* Written exercise *
Copy every line that holds "Enter".
=== Dataset content ===
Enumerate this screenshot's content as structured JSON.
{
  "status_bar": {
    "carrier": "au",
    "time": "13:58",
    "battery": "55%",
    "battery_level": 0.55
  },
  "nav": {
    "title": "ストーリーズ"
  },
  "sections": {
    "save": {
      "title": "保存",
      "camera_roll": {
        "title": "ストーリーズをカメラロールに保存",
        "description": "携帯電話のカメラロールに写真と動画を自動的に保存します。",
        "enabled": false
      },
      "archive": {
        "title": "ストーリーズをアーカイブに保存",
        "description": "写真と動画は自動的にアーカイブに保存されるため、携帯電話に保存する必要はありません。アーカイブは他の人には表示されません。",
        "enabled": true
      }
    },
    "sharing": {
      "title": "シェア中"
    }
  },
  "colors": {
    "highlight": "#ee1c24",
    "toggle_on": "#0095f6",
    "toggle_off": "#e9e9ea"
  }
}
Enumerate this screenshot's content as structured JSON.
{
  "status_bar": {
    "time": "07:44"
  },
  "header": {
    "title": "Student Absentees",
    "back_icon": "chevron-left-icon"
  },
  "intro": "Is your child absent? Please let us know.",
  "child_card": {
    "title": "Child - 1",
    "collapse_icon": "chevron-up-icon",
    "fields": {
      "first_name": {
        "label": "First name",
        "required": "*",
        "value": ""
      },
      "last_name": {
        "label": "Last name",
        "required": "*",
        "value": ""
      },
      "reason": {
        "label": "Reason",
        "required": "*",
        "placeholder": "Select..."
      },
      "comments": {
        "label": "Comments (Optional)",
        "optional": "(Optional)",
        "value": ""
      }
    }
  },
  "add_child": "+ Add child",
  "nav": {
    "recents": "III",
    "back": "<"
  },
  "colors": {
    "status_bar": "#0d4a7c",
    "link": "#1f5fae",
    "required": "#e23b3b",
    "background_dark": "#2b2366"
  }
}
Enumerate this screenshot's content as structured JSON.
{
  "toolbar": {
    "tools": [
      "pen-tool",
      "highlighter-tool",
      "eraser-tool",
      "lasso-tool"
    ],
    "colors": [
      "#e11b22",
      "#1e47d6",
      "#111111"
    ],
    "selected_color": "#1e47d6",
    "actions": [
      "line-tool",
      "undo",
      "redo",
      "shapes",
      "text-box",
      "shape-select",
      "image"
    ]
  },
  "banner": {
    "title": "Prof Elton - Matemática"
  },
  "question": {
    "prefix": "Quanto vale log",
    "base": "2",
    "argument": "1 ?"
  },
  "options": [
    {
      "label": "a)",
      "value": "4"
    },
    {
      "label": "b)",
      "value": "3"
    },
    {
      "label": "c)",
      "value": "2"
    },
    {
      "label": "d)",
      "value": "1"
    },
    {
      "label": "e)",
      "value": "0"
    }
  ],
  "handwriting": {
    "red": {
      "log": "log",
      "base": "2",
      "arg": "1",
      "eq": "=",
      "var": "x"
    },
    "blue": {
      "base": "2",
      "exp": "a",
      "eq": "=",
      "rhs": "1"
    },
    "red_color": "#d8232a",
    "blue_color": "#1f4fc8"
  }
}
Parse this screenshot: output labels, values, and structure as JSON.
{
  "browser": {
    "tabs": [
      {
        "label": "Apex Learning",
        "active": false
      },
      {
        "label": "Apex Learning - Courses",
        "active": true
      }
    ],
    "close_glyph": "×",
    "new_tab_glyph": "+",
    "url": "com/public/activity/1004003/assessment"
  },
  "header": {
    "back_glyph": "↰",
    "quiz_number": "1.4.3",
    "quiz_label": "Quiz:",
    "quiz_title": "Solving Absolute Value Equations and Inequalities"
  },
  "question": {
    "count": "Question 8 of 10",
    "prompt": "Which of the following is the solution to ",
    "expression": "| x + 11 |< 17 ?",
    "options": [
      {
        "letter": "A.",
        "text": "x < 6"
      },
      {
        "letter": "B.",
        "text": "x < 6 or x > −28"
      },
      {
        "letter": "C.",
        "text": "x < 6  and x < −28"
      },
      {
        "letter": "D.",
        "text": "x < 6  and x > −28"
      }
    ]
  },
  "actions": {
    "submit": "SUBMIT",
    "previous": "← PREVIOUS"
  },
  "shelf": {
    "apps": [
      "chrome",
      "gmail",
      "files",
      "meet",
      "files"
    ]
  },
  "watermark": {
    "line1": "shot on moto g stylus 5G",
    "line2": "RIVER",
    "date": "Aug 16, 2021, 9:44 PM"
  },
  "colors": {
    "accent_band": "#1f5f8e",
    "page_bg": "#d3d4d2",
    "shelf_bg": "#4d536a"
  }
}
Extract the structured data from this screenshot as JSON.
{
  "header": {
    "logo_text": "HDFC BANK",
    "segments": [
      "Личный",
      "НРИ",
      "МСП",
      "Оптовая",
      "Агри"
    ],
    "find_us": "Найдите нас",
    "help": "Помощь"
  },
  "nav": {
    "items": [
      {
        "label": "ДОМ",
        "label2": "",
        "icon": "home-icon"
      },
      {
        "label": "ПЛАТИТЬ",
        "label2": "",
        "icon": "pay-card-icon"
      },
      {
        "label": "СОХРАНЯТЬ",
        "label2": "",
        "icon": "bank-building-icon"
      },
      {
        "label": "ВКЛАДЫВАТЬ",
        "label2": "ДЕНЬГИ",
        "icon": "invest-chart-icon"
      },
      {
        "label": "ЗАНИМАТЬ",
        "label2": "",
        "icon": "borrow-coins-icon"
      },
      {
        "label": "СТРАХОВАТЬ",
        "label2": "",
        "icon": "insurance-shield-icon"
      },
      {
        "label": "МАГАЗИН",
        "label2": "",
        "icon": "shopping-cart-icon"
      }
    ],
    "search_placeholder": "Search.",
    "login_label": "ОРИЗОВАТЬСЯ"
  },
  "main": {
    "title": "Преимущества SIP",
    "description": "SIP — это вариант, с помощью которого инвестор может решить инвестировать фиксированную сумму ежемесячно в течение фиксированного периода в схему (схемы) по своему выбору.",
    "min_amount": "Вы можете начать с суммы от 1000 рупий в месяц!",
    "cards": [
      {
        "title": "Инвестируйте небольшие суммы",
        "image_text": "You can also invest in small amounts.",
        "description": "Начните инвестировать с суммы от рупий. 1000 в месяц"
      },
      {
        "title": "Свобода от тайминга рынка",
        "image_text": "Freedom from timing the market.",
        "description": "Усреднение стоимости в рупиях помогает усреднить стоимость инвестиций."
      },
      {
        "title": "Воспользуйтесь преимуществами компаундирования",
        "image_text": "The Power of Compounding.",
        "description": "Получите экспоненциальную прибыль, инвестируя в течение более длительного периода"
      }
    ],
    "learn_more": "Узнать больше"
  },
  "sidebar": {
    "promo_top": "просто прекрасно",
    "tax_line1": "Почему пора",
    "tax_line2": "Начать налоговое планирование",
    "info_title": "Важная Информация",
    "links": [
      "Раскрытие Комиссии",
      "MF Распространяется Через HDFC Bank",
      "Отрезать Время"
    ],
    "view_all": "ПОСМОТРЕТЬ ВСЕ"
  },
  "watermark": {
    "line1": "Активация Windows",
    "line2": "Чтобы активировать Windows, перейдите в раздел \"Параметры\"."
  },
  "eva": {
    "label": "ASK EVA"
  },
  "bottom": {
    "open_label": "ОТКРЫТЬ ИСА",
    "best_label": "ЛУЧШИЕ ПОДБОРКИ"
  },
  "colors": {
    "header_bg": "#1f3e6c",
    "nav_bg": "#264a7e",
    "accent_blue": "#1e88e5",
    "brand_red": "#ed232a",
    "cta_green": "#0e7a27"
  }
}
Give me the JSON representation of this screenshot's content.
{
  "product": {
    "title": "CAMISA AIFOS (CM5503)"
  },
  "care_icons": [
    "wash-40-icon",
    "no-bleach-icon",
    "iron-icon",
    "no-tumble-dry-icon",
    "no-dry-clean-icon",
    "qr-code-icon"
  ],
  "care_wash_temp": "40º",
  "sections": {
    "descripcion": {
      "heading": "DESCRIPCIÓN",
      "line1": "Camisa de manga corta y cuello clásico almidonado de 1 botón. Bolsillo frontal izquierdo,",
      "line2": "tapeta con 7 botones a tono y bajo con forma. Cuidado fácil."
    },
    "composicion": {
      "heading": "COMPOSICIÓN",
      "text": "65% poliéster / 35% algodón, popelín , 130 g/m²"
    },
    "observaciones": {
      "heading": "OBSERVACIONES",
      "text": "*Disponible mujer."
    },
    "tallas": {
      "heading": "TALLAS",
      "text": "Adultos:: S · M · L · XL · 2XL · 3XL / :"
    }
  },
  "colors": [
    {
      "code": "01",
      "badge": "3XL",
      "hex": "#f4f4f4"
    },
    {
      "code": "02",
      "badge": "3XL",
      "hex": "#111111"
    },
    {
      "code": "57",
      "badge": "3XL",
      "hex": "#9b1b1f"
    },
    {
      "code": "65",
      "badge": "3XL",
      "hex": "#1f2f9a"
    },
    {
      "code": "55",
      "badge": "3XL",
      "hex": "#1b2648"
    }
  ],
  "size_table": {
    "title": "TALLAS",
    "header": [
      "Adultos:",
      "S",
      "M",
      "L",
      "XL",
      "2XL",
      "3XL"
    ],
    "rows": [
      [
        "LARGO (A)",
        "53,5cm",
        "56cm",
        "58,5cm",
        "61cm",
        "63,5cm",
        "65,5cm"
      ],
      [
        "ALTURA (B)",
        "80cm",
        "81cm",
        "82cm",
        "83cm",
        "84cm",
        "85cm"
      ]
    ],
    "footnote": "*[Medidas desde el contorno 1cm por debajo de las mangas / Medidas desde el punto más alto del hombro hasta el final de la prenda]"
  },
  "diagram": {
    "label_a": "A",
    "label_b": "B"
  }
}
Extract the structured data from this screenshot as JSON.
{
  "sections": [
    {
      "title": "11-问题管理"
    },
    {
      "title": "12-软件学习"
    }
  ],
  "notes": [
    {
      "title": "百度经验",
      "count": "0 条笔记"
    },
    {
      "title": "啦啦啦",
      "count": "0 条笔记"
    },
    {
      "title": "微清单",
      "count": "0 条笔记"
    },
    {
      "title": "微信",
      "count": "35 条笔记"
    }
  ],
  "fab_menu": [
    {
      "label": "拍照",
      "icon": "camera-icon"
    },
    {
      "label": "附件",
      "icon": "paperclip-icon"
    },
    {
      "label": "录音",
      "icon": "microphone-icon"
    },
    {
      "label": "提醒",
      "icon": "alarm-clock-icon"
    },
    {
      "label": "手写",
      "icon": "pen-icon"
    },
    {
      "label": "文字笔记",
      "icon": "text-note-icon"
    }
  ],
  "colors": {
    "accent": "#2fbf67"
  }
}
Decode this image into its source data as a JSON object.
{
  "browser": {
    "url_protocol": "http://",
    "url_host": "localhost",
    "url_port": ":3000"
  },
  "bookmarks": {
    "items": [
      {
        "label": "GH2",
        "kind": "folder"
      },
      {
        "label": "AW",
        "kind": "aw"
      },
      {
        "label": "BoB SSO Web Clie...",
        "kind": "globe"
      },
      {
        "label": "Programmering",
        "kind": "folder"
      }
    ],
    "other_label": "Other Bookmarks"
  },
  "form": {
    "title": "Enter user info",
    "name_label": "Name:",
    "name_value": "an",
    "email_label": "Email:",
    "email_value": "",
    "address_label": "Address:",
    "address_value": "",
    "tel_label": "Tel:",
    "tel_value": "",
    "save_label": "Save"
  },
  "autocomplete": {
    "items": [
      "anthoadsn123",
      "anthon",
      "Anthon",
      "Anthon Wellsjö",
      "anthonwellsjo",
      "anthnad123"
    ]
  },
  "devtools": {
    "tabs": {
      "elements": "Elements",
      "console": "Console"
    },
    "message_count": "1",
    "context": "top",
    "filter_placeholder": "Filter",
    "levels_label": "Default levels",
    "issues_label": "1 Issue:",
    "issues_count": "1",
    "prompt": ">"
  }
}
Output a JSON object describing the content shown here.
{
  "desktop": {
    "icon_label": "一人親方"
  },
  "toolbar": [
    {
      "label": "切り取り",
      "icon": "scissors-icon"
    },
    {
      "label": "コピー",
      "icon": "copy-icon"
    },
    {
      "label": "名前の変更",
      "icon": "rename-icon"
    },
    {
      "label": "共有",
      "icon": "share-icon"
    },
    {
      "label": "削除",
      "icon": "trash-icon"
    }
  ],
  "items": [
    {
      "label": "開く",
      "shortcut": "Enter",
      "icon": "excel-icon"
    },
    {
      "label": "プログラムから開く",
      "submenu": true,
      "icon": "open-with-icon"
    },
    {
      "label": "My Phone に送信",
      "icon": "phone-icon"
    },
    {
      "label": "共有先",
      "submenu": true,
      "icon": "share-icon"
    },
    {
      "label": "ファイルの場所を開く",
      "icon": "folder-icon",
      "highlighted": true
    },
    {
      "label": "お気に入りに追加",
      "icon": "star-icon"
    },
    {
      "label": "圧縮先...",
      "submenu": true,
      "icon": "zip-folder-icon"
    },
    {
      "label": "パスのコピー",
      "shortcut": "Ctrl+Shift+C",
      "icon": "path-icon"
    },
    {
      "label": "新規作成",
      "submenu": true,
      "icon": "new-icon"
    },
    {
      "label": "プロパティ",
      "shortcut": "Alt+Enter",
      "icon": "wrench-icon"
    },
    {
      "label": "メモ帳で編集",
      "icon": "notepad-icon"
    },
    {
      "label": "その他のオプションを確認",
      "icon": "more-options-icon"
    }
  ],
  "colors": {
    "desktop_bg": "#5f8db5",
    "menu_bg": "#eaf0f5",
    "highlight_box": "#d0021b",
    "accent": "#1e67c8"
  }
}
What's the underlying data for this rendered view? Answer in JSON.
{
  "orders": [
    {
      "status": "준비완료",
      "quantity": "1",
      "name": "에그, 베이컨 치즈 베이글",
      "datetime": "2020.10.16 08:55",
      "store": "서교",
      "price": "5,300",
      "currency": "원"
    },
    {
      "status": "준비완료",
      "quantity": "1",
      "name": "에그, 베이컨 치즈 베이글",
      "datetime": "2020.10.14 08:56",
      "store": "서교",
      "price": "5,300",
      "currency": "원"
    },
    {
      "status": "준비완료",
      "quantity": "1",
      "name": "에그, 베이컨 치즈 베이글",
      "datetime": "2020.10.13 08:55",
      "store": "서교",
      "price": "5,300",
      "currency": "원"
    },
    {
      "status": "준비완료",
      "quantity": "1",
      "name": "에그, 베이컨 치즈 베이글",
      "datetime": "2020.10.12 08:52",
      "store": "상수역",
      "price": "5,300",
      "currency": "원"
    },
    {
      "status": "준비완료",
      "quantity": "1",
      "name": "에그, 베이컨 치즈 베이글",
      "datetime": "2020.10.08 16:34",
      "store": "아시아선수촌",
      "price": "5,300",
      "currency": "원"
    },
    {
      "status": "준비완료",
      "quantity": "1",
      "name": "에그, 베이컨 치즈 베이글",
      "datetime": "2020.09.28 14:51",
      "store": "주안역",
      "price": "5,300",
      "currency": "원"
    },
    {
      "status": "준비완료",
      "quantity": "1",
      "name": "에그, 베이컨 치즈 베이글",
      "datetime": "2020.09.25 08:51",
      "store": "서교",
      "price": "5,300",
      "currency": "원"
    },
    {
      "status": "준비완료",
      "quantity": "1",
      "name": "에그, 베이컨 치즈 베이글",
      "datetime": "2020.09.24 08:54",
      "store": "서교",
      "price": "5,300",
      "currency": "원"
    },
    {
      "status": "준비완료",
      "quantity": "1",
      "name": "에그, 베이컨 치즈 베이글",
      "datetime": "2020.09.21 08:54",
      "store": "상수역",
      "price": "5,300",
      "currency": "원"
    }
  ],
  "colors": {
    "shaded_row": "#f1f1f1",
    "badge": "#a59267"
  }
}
===
* Expected answer *
    "title": "Enter user info",
      "shortcut": "Enter",
      "shortcut": "Alt+Enter",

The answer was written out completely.